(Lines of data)
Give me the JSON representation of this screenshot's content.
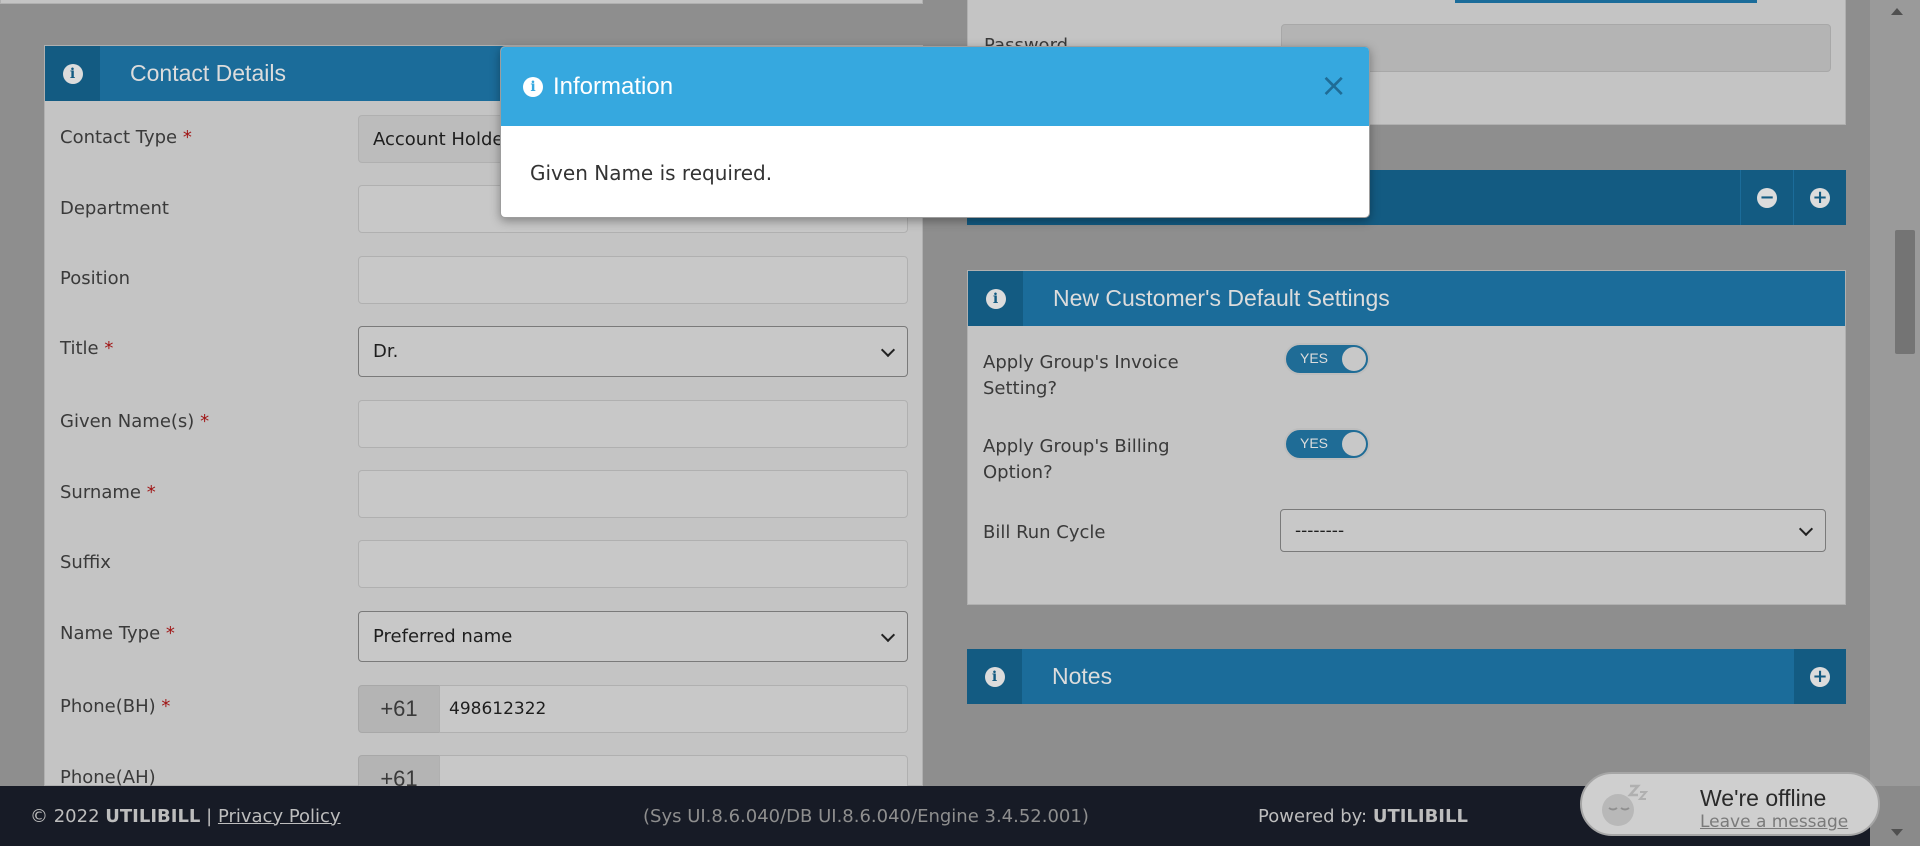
{
  "contact_details": {
    "title": "Contact Details",
    "fields": {
      "contact_type": {
        "label": "Contact Type",
        "value": "Account Holder"
      },
      "department": {
        "label": "Department"
      },
      "position": {
        "label": "Position"
      },
      "title": {
        "label": "Title",
        "value": "Dr."
      },
      "given_names": {
        "label": "Given Name(s)"
      },
      "surname": {
        "label": "Surname"
      },
      "suffix": {
        "label": "Suffix"
      },
      "name_type": {
        "label": "Name Type",
        "value": "Preferred name"
      },
      "phone_bh": {
        "label": "Phone(BH)",
        "prefix": "+61",
        "value": "498612322"
      },
      "phone_ah": {
        "label": "Phone(AH)",
        "prefix": "+61",
        "value": ""
      }
    },
    "required_marker": "*"
  },
  "right_top": {
    "password_label": "Password"
  },
  "default_settings": {
    "title": "New Customer's Default Settings",
    "invoice_setting": {
      "label": "Apply Group's Invoice Setting?",
      "toggle": "YES"
    },
    "billing_option": {
      "label": "Apply Group's Billing Option?",
      "toggle": "YES"
    },
    "bill_run_cycle": {
      "label": "Bill Run Cycle",
      "value": "--------"
    }
  },
  "notes": {
    "title": "Notes"
  },
  "footer": {
    "copyright_prefix": "© 2022",
    "brand": "UTILIBILL",
    "separator": "|",
    "privacy": "Privacy Policy",
    "version": "(Sys UI.8.6.040/DB UI.8.6.040/Engine 3.4.52.001)",
    "powered_label": "Powered by:",
    "powered_brand": "UTILIBILL"
  },
  "chat": {
    "status": "We're offline",
    "action": "Leave a message"
  },
  "modal": {
    "title": "Information",
    "message": "Given Name is required.",
    "close": "×"
  },
  "colors": {
    "modal_header": "#36a8df",
    "panel_header": "#2d8ac2",
    "footer": "#171b26",
    "required": "#c62828"
  }
}
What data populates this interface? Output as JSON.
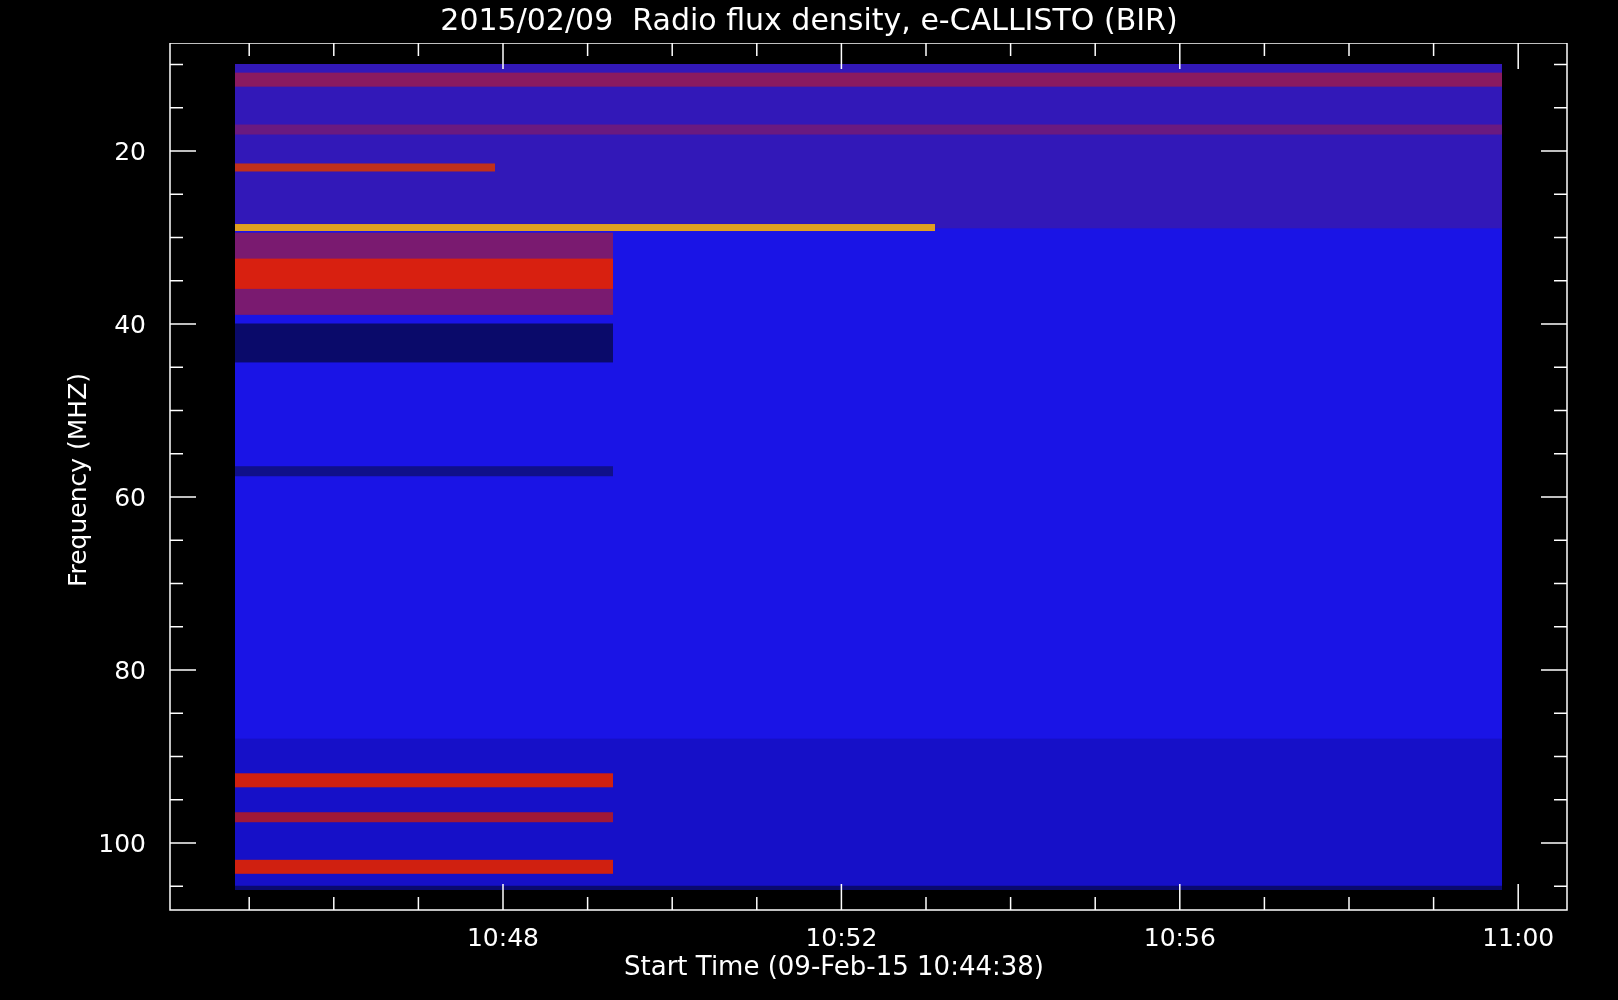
{
  "title": "2015/02/09  Radio flux density, e-CALLISTO (BIR)",
  "ylabel": "Frequency (MHZ)",
  "yticks": [
    "20",
    "40",
    "60",
    "80",
    "100"
  ],
  "xticks": [
    "10:48",
    "10:52",
    "10:56",
    "11:00"
  ],
  "xlabel": "Start Time (09-Feb-15 10:44:38)",
  "spectrogram": {
    "kind": "picture"
  }
}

> **WORK TO COMPLETE**
Give back every line exactly as it stands, pictures excluded.

> **REPLY TO THE EXERCISE**
Give me the JSON representation of this screenshot's content.
{
  "contact_details": {
    "title": "Contact Details",
    "fields": {
      "contact_type": {
        "label": "Contact Type",
        "value": "Account Holder"
      },
      "department": {
        "label": "Department"
      },
      "position": {
        "label": "Position"
      },
      "title": {
        "label": "Title",
        "value": "Dr."
      },
      "given_names": {
        "label": "Given Name(s)"
      },
      "surname": {
        "label": "Surname"
      },
      "suffix": {
        "label": "Suffix"
      },
      "name_type": {
        "label": "Name Type",
        "value": "Preferred name"
      },
      "phone_bh": {
        "label": "Phone(BH)",
        "prefix": "+61",
        "value": "498612322"
      },
      "phone_ah": {
        "label": "Phone(AH)",
        "prefix": "+61",
        "value": ""
      }
    },
    "required_marker": "*"
  },
  "right_top": {
    "password_label": "Password"
  },
  "default_settings": {
    "title": "New Customer's Default Settings",
    "invoice_setting": {
      "label": "Apply Group's Invoice Setting?",
      "toggle": "YES"
    },
    "billing_option": {
      "label": "Apply Group's Billing Option?",
      "toggle": "YES"
    },
    "bill_run_cycle": {
      "label": "Bill Run Cycle",
      "value": "--------"
    }
  },
  "notes": {
    "title": "Notes"
  },
  "footer": {
    "copyright_prefix": "© 2022",
    "brand": "UTILIBILL",
    "separator": "|",
    "privacy": "Privacy Policy",
    "version": "(Sys UI.8.6.040/DB UI.8.6.040/Engine 3.4.52.001)",
    "powered_label": "Powered by:",
    "powered_brand": "UTILIBILL"
  },
  "chat": {
    "status": "We're offline",
    "action": "Leave a message"
  },
  "modal": {
    "title": "Information",
    "message": "Given Name is required.",
    "close": "×"
  },
  "colors": {
    "modal_header": "#36a8df",
    "panel_header": "#2d8ac2",
    "footer": "#171b26",
    "required": "#c62828"
  }
}
What data populates this interface? Output as JSON.
{
  "title": "2015/02/09  Radio flux density, e-CALLISTO (BIR)",
  "ylabel": "Frequency (MHZ)",
  "yticks": [
    "20",
    "40",
    "60",
    "80",
    "100"
  ],
  "xticks": [
    "10:48",
    "10:52",
    "10:56",
    "11:00"
  ],
  "xlabel": "Start Time (09-Feb-15 10:44:38)",
  "spectrogram": {
    "kind": "picture"
  }
}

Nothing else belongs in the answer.